Source extract:
+ + + +

The IDF is feverishly searching for a solution to this problem, but everyone understands that this is only another stage in the battle of inventions that has been underway for two-and-a-half years between the IDF and Hezbollah and Hamas over the drone issue. In this battle, the winner is the side that thinks faster, the side that knows how to learn and change before the enemy has time to respond.

A visit to the Yiftach Unit, as well as to the civilian company SpectralX, which develops camouflage solutions for the IDF and foreign militaries, provides a glimpse into the air-conditioned rooms where the real drone war is being waged: the war of minds.

Closing the gap

The Yiftach Unit was established in 1958 by David Laskov, an engineer and inventor who won the Israel Defense Prize three times. Laskov, who held the title of the world’s oldest soldier, died in 1989, a few months after his discharge from the IDF at the age of 85. He gathered around him a group of talented engineers who worked on military inventions, mainly in the field of rockets.

The use of attack drones on the battlefield began gaining momentum, in every sense, in the Russia-Ukraine war. The Yiftach Unit watched videos uploaded from there to the internet, “but only on Oct. 7 did we understand that there was no broad solution for the IDF in the world of attack drones,” the unit’s current commander, Lt. Col. O. admitted. “And then we were called to the flag.”

To close the gap that had opened in the futuristic battlefield, it was necessary to move fast. About half the unit’s personnel are engineers. Alongside them are production workers, some of them volunteers on the autism spectrum, as well as ultra-Orthodox male and female soldiers working in software and electronics. It is a broad range of manpower.

+ + + +

Material shown:
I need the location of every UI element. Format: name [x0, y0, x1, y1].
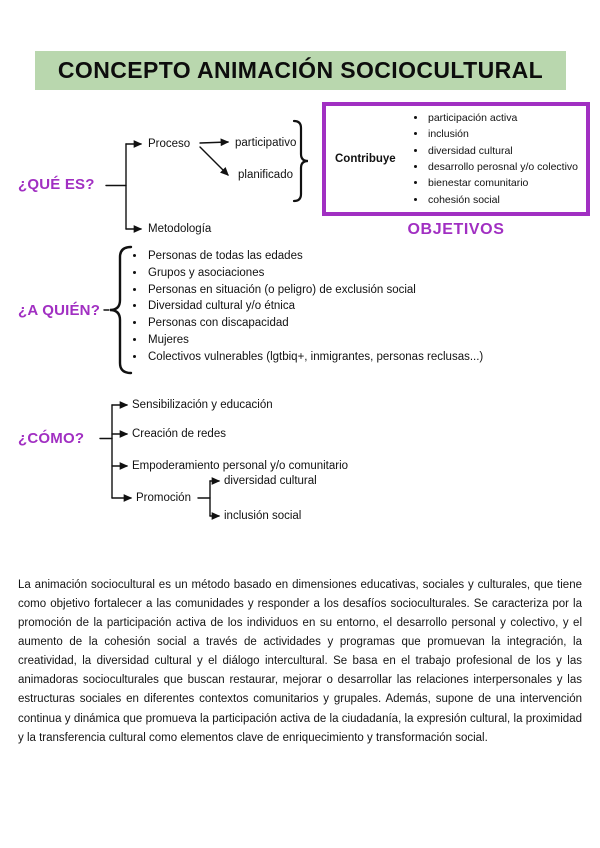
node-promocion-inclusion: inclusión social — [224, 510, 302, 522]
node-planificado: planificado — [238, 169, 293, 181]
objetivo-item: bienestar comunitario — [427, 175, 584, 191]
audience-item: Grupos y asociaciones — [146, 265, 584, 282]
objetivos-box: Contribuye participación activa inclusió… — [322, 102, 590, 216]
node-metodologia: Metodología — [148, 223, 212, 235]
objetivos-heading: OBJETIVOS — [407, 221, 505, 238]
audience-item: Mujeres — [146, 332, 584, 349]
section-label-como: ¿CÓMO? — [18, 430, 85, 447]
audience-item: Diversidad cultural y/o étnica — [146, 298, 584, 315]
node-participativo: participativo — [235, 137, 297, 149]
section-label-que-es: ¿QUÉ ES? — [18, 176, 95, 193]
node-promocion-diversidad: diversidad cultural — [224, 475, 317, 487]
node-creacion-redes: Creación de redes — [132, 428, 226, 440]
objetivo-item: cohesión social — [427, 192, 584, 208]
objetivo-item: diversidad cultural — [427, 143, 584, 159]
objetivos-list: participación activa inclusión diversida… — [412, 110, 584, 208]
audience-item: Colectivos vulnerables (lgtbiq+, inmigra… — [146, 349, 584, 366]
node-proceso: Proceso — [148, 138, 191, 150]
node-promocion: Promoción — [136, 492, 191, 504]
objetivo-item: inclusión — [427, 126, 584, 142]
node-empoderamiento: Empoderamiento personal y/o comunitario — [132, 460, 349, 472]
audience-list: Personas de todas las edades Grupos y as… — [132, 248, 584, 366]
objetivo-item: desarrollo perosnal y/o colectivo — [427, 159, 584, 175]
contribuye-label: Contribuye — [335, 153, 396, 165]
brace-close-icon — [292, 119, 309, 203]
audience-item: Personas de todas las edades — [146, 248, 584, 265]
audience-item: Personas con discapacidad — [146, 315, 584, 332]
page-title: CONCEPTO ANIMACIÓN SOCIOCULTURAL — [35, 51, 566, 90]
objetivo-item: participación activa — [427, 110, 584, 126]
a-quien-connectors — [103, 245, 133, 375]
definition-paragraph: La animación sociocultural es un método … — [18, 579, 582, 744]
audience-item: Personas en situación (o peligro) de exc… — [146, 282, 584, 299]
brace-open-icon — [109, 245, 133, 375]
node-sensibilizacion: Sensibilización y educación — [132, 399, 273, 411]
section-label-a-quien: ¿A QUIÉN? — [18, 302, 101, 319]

+ + + +

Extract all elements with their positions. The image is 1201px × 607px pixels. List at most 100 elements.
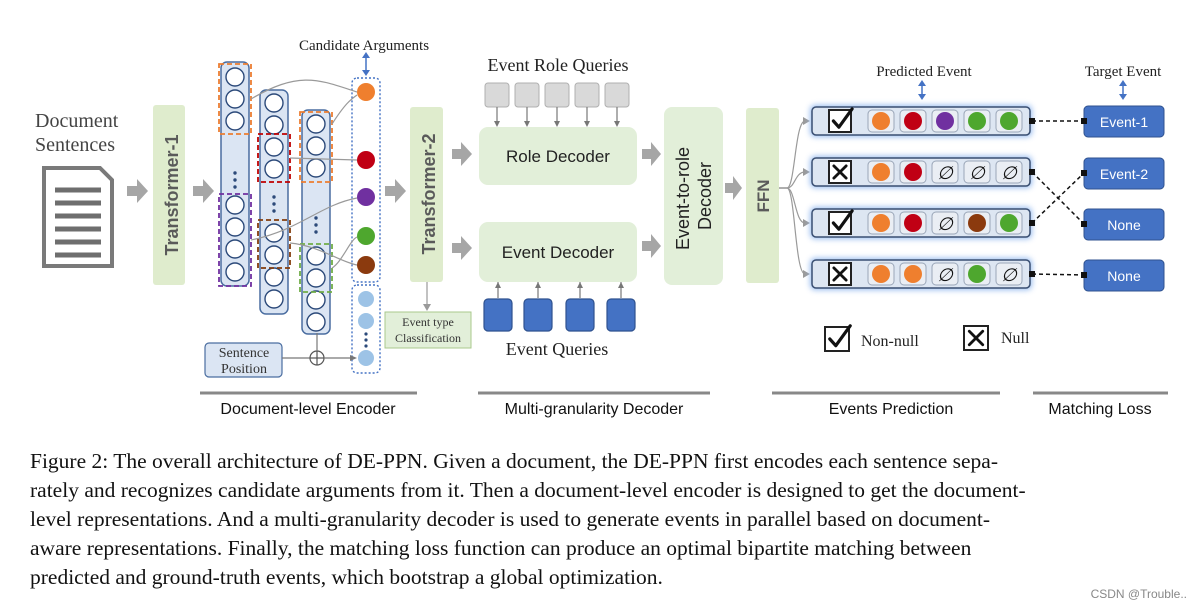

+ + + +

Given request:
Reproduce word for word the section of the Yiftach Unit passage above from "A visit to the" to "war of minds.".

Result of this task:
A visit to the Yiftach Unit, as well as to the civilian company SpectralX, which develops camouflage solutions for the IDF and foreign militaries, provides a glimpse into the air-conditioned rooms where the real drone war is being waged: the war of minds.